## Input for this task

⁂

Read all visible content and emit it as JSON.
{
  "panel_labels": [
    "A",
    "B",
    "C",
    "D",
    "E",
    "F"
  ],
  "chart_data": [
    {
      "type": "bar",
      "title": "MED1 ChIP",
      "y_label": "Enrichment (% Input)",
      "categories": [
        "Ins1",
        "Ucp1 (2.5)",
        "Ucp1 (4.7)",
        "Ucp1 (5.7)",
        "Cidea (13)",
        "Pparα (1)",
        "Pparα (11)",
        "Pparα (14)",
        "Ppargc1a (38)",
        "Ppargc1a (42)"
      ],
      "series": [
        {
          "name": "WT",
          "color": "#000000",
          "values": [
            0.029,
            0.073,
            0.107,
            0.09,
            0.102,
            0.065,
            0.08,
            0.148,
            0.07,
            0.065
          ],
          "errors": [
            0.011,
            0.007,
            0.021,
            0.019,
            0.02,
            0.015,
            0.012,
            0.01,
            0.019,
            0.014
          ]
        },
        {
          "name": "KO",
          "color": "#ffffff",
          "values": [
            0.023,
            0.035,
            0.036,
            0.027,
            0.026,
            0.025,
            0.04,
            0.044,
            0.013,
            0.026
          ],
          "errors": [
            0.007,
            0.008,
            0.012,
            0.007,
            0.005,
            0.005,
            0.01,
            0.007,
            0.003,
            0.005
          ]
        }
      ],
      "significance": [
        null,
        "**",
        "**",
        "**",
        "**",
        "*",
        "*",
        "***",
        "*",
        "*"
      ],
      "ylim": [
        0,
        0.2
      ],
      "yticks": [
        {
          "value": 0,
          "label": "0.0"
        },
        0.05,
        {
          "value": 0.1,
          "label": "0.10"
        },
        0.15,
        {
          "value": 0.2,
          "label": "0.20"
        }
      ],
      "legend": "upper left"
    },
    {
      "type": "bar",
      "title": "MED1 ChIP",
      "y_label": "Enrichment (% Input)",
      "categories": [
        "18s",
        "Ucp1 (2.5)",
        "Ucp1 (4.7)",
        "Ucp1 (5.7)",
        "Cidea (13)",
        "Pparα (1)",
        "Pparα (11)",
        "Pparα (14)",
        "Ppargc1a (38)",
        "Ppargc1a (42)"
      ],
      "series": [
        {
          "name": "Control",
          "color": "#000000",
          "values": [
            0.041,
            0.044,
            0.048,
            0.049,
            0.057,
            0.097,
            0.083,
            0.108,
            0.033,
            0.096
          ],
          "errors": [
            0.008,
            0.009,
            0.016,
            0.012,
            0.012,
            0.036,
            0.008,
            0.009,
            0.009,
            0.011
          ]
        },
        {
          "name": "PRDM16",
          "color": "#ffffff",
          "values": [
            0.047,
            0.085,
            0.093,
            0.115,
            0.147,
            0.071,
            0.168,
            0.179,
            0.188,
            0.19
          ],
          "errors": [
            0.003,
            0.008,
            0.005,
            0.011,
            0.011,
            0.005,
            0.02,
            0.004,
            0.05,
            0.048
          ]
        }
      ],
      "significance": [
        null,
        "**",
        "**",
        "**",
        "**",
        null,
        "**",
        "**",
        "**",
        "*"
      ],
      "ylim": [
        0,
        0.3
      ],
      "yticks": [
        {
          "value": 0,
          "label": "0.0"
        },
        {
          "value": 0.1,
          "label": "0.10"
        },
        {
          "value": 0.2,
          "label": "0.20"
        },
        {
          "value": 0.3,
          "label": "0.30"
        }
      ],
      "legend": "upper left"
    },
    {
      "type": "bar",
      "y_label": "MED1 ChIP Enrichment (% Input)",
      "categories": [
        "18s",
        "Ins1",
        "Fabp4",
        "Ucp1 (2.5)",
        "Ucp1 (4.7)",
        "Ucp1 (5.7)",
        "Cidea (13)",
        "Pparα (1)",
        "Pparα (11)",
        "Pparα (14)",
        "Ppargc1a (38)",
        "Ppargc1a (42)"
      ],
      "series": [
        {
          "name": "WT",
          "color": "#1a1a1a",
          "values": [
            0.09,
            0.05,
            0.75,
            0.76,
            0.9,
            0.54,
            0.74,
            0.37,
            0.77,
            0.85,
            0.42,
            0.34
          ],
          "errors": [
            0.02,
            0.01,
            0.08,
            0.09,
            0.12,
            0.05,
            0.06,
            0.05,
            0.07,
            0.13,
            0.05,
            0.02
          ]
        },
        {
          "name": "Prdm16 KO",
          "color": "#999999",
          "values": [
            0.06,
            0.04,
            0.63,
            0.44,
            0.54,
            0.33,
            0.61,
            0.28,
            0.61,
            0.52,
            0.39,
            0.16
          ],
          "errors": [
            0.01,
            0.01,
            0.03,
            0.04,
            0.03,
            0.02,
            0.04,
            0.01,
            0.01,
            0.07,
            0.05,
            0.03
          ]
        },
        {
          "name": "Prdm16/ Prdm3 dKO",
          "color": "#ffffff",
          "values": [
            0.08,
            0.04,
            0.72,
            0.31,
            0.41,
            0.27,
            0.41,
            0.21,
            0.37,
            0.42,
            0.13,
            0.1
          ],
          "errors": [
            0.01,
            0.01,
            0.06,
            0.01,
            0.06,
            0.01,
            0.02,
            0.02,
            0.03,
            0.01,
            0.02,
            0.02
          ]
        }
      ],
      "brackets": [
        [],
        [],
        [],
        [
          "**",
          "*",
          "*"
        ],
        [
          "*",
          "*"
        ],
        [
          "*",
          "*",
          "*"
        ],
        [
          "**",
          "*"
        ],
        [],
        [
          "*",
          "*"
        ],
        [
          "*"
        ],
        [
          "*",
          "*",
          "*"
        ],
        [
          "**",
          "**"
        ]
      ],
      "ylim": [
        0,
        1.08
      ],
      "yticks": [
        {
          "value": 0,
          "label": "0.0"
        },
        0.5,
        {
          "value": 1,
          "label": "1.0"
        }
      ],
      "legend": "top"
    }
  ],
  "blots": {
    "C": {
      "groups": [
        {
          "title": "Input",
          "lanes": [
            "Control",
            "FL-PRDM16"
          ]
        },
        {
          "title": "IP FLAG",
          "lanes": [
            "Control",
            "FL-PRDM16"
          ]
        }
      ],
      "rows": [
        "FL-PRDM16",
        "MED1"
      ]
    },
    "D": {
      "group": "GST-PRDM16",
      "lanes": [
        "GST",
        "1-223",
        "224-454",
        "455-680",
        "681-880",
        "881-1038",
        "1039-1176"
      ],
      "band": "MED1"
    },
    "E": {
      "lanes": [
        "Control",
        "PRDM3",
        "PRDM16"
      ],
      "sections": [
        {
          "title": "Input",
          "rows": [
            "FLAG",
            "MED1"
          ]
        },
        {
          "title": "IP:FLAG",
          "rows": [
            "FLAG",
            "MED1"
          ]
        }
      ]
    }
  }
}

⁂

## Exercise directions
Set all of the records down again, exactly as they stand.

## Exercise response
Read all visible content and emit it as JSON.
{
  "panel_labels": [
    "A",
    "B",
    "C",
    "D",
    "E",
    "F"
  ],
  "chart_data": [
    {
      "type": "bar",
      "title": "MED1 ChIP",
      "y_label": "Enrichment (% Input)",
      "categories": [
        "Ins1",
        "Ucp1 (2.5)",
        "Ucp1 (4.7)",
        "Ucp1 (5.7)",
        "Cidea (13)",
        "Pparα (1)",
        "Pparα (11)",
        "Pparα (14)",
        "Ppargc1a (38)",
        "Ppargc1a (42)"
      ],
      "series": [
        {
          "name": "WT",
          "color": "#000000",
          "values": [
            0.029,
            0.073,
            0.107,
            0.09,
            0.102,
            0.065,
            0.08,
            0.148,
            0.07,
            0.065
          ],
          "errors": [
            0.011,
            0.007,
            0.021,
            0.019,
            0.02,
            0.015,
            0.012,
            0.01,
            0.019,
            0.014
          ]
        },
        {
          "name": "KO",
          "color": "#ffffff",
          "values": [
            0.023,
            0.035,
            0.036,
            0.027,
            0.026,
            0.025,
            0.04,
            0.044,
            0.013,
            0.026
          ],
          "errors": [
            0.007,
            0.008,
            0.012,
            0.007,
            0.005,
            0.005,
            0.01,
            0.007,
            0.003,
            0.005
          ]
        }
      ],
      "significance": [
        null,
        "**",
        "**",
        "**",
        "**",
        "*",
        "*",
        "***",
        "*",
        "*"
      ],
      "ylim": [
        0,
        0.2
      ],
      "yticks": [
        {
          "value": 0,
          "label": "0.0"
        },
        0.05,
        {
          "value": 0.1,
          "label": "0.10"
        },
        0.15,
        {
          "value": 0.2,
          "label": "0.20"
        }
      ],
      "legend": "upper left"
    },
    {
      "type": "bar",
      "title": "MED1 ChIP",
      "y_label": "Enrichment (% Input)",
      "categories": [
        "18s",
        "Ucp1 (2.5)",
        "Ucp1 (4.7)",
        "Ucp1 (5.7)",
        "Cidea (13)",
        "Pparα (1)",
        "Pparα (11)",
        "Pparα (14)",
        "Ppargc1a (38)",
        "Ppargc1a (42)"
      ],
      "series": [
        {
          "name": "Control",
          "color": "#000000",
          "values": [
            0.041,
            0.044,
            0.048,
            0.049,
            0.057,
            0.097,
            0.083,
            0.108,
            0.033,
            0.096
          ],
          "errors": [
            0.008,
            0.009,
            0.016,
            0.012,
            0.012,
            0.036,
            0.008,
            0.009,
            0.009,
            0.011
          ]
        },
        {
          "name": "PRDM16",
          "color": "#ffffff",
          "values": [
            0.047,
            0.085,
            0.093,
            0.115,
            0.147,
            0.071,
            0.168,
            0.179,
            0.188,
            0.19
          ],
          "errors": [
            0.003,
            0.008,
            0.005,
            0.011,
            0.011,
            0.005,
            0.02,
            0.004,
            0.05,
            0.048
          ]
        }
      ],
      "significance": [
        null,
        "**",
        "**",
        "**",
        "**",
        null,
        "**",
        "**",
        "**",
        "*"
      ],
      "ylim": [
        0,
        0.3
      ],
      "yticks": [
        {
          "value": 0,
          "label": "0.0"
        },
        {
          "value": 0.1,
          "label": "0.10"
        },
        {
          "value": 0.2,
          "label": "0.20"
        },
        {
          "value": 0.3,
          "label": "0.30"
        }
      ],
      "legend": "upper left"
    },
    {
      "type": "bar",
      "y_label": "MED1 ChIP Enrichment (% Input)",
      "categories": [
        "18s",
        "Ins1",
        "Fabp4",
        "Ucp1 (2.5)",
        "Ucp1 (4.7)",
        "Ucp1 (5.7)",
        "Cidea (13)",
        "Pparα (1)",
        "Pparα (11)",
        "Pparα (14)",
        "Ppargc1a (38)",
        "Ppargc1a (42)"
      ],
      "series": [
        {
          "name": "WT",
          "color": "#1a1a1a",
          "values": [
            0.09,
            0.05,
            0.75,
            0.76,
            0.9,
            0.54,
            0.74,
            0.37,
            0.77,
            0.85,
            0.42,
            0.34
          ],
          "errors": [
            0.02,
            0.01,
            0.08,
            0.09,
            0.12,
            0.05,
            0.06,
            0.05,
            0.07,
            0.13,
            0.05,
            0.02
          ]
        },
        {
          "name": "Prdm16 KO",
          "color": "#999999",
          "values": [
            0.06,
            0.04,
            0.63,
            0.44,
            0.54,
            0.33,
            0.61,
            0.28,
            0.61,
            0.52,
            0.39,
            0.16
          ],
          "errors": [
            0.01,
            0.01,
            0.03,
            0.04,
            0.03,
            0.02,
            0.04,
            0.01,
            0.01,
            0.07,
            0.05,
            0.03
          ]
        },
        {
          "name": "Prdm16/ Prdm3 dKO",
          "color": "#ffffff",
          "values": [
            0.08,
            0.04,
            0.72,
            0.31,
            0.41,
            0.27,
            0.41,
            0.21,
            0.37,
            0.42,
            0.13,
            0.1
          ],
          "errors": [
            0.01,
            0.01,
            0.06,
            0.01,
            0.06,
            0.01,
            0.02,
            0.02,
            0.03,
            0.01,
            0.02,
            0.02
          ]
        }
      ],
      "brackets": [
        [],
        [],
        [],
        [
          "**",
          "*",
          "*"
        ],
        [
          "*",
          "*"
        ],
        [
          "*",
          "*",
          "*"
        ],
        [
          "**",
          "*"
        ],
        [],
        [
          "*",
          "*"
        ],
        [
          "*"
        ],
        [
          "*",
          "*",
          "*"
        ],
        [
          "**",
          "**"
        ]
      ],
      "ylim": [
        0,
        1.08
      ],
      "yticks": [
        {
          "value": 0,
          "label": "0.0"
        },
        0.5,
        {
          "value": 1,
          "label": "1.0"
        }
      ],
      "legend": "top"
    }
  ],
  "blots": {
    "C": {
      "groups": [
        {
          "title": "Input",
          "lanes": [
            "Control",
            "FL-PRDM16"
          ]
        },
        {
          "title": "IP FLAG",
          "lanes": [
            "Control",
            "FL-PRDM16"
          ]
        }
      ],
      "rows": [
        "FL-PRDM16",
        "MED1"
      ]
    },
    "D": {
      "group": "GST-PRDM16",
      "lanes": [
        "GST",
        "1-223",
        "224-454",
        "455-680",
        "681-880",
        "881-1038",
        "1039-1176"
      ],
      "band": "MED1"
    },
    "E": {
      "lanes": [
        "Control",
        "PRDM3",
        "PRDM16"
      ],
      "sections": [
        {
          "title": "Input",
          "rows": [
            "FLAG",
            "MED1"
          ]
        },
        {
          "title": "IP:FLAG",
          "rows": [
            "FLAG",
            "MED1"
          ]
        }
      ]
    }
  }
}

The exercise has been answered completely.